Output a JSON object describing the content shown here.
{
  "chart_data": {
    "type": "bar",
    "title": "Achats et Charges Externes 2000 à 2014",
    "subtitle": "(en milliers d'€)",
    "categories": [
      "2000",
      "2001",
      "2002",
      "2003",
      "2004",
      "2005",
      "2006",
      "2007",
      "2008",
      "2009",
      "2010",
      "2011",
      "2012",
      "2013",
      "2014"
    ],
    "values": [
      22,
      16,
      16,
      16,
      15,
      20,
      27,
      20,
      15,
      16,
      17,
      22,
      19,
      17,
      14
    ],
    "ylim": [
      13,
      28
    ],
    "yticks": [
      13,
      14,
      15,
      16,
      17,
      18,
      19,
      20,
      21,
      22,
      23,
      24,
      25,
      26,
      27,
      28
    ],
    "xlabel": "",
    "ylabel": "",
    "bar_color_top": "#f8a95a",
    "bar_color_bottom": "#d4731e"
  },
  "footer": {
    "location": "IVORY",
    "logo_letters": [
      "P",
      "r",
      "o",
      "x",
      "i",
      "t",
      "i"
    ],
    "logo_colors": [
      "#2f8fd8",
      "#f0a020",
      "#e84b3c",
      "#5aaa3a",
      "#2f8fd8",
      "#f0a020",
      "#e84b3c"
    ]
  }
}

*****

* _CHALLENGE_:
All of the data shown above must be copied exactly.

* _IN RESPONSE_:
Output a JSON object describing the content shown here.
{
  "chart_data": {
    "type": "bar",
    "title": "Achats et Charges Externes 2000 à 2014",
    "subtitle": "(en milliers d'€)",
    "categories": [
      "2000",
      "2001",
      "2002",
      "2003",
      "2004",
      "2005",
      "2006",
      "2007",
      "2008",
      "2009",
      "2010",
      "2011",
      "2012",
      "2013",
      "2014"
    ],
    "values": [
      22,
      16,
      16,
      16,
      15,
      20,
      27,
      20,
      15,
      16,
      17,
      22,
      19,
      17,
      14
    ],
    "ylim": [
      13,
      28
    ],
    "yticks": [
      13,
      14,
      15,
      16,
      17,
      18,
      19,
      20,
      21,
      22,
      23,
      24,
      25,
      26,
      27,
      28
    ],
    "xlabel": "",
    "ylabel": "",
    "bar_color_top": "#f8a95a",
    "bar_color_bottom": "#d4731e"
  },
  "footer": {
    "location": "IVORY",
    "logo_letters": [
      "P",
      "r",
      "o",
      "x",
      "i",
      "t",
      "i"
    ],
    "logo_colors": [
      "#2f8fd8",
      "#f0a020",
      "#e84b3c",
      "#5aaa3a",
      "#2f8fd8",
      "#f0a020",
      "#e84b3c"
    ]
  }
}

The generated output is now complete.